Start of PROVIDED ENTRIES

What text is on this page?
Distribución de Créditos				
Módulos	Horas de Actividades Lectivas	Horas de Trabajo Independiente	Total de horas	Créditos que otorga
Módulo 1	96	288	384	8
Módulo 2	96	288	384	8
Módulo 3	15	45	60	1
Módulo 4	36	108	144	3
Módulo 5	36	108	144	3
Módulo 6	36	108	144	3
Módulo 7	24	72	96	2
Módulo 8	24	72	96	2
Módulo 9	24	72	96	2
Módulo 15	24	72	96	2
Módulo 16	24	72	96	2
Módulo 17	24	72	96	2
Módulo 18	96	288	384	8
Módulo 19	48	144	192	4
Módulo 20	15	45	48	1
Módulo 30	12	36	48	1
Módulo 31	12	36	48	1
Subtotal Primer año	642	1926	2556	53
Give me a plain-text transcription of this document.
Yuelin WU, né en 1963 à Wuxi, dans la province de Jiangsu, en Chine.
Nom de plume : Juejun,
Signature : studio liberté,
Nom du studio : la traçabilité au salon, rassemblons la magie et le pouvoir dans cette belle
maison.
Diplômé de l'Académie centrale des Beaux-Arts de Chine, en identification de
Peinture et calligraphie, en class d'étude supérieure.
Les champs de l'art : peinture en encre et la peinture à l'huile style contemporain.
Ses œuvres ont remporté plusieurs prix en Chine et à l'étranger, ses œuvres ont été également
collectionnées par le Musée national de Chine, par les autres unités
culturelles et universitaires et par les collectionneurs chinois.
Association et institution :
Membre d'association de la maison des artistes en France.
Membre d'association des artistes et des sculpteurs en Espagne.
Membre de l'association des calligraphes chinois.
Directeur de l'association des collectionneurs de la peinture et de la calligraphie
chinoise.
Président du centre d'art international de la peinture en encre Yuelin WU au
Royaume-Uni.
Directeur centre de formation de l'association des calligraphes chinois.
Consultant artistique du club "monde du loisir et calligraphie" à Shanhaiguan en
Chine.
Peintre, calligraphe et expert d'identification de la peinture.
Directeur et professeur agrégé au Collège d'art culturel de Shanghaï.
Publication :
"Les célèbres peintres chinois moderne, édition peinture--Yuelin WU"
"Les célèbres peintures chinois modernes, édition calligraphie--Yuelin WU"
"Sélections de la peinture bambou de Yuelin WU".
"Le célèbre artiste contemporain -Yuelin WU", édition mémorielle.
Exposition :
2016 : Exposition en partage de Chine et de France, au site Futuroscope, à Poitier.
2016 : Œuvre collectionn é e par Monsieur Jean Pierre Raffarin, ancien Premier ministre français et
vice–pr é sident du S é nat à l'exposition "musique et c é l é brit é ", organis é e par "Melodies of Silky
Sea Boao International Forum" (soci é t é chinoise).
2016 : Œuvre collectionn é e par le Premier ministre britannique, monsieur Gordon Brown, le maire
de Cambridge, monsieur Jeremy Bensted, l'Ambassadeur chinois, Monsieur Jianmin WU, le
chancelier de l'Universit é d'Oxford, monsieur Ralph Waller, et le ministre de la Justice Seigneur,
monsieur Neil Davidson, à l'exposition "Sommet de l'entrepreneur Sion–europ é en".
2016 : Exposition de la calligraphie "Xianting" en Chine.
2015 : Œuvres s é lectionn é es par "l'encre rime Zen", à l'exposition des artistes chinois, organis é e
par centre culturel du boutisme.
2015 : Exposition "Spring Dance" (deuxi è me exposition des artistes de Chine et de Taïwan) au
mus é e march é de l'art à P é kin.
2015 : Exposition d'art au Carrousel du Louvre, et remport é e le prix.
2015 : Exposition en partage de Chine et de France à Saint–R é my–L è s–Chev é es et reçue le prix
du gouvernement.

End of PROVIDED ENTRIES

Output all preceding records character for character.

→ TASK OUTPUT
What text is on this page?
Distribución de Créditos				
Módulos	Horas de Actividades Lectivas	Horas de Trabajo Independiente	Total de horas	Créditos que otorga
Módulo 1	96	288	384	8
Módulo 2	96	288	384	8
Módulo 3	15	45	60	1
Módulo 4	36	108	144	3
Módulo 5	36	108	144	3
Módulo 6	36	108	144	3
Módulo 7	24	72	96	2
Módulo 8	24	72	96	2
Módulo 9	24	72	96	2
Módulo 15	24	72	96	2
Módulo 16	24	72	96	2
Módulo 17	24	72	96	2
Módulo 18	96	288	384	8
Módulo 19	48	144	192	4
Módulo 20	15	45	48	1
Módulo 30	12	36	48	1
Módulo 31	12	36	48	1
Subtotal Primer año	642	1926	2556	53
Give me a plain-text transcription of this document.
Yuelin WU, né en 1963 à Wuxi, dans la province de Jiangsu, en Chine.
Nom de plume : Juejun,
Signature : studio liberté,
Nom du studio : la traçabilité au salon, rassemblons la magie et le pouvoir dans cette belle
maison.
Diplômé de l'Académie centrale des Beaux-Arts de Chine, en identification de
Peinture et calligraphie, en class d'étude supérieure.
Les champs de l'art : peinture en encre et la peinture à l'huile style contemporain.
Ses œuvres ont remporté plusieurs prix en Chine et à l'étranger, ses œuvres ont été également
collectionnées par le Musée national de Chine, par les autres unités
culturelles et universitaires et par les collectionneurs chinois.
Association et institution :
Membre d'association de la maison des artistes en France.
Membre d'association des artistes et des sculpteurs en Espagne.
Membre de l'association des calligraphes chinois.
Directeur de l'association des collectionneurs de la peinture et de la calligraphie
chinoise.
Président du centre d'art international de la peinture en encre Yuelin WU au
Royaume-Uni.
Directeur centre de formation de l'association des calligraphes chinois.
Consultant artistique du club "monde du loisir et calligraphie" à Shanhaiguan en
Chine.
Peintre, calligraphe et expert d'identification de la peinture.
Directeur et professeur agrégé au Collège d'art culturel de Shanghaï.
Publication :
"Les célèbres peintres chinois moderne, édition peinture--Yuelin WU"
"Les célèbres peintures chinois modernes, édition calligraphie--Yuelin WU"
"Sélections de la peinture bambou de Yuelin WU".
"Le célèbre artiste contemporain -Yuelin WU", édition mémorielle.
Exposition :
2016 : Exposition en partage de Chine et de France, au site Futuroscope, à Poitier.
2016 : Œuvre collectionn é e par Monsieur Jean Pierre Raffarin, ancien Premier ministre français et
vice–pr é sident du S é nat à l'exposition "musique et c é l é brit é ", organis é e par "Melodies of Silky
Sea Boao International Forum" (soci é t é chinoise).
2016 : Œuvre collectionn é e par le Premier ministre britannique, monsieur Gordon Brown, le maire
de Cambridge, monsieur Jeremy Bensted, l'Ambassadeur chinois, Monsieur Jianmin WU, le
chancelier de l'Universit é d'Oxford, monsieur Ralph Waller, et le ministre de la Justice Seigneur,
monsieur Neil Davidson, à l'exposition "Sommet de l'entrepreneur Sion–europ é en".
2016 : Exposition de la calligraphie "Xianting" en Chine.
2015 : Œuvres s é lectionn é es par "l'encre rime Zen", à l'exposition des artistes chinois, organis é e
par centre culturel du boutisme.
2015 : Exposition "Spring Dance" (deuxi è me exposition des artistes de Chine et de Taïwan) au
mus é e march é de l'art à P é kin.
2015 : Exposition d'art au Carrousel du Louvre, et remport é e le prix.
2015 : Exposition en partage de Chine et de France à Saint–R é my–L è s–Chev é es et reçue le prix
du gouvernement.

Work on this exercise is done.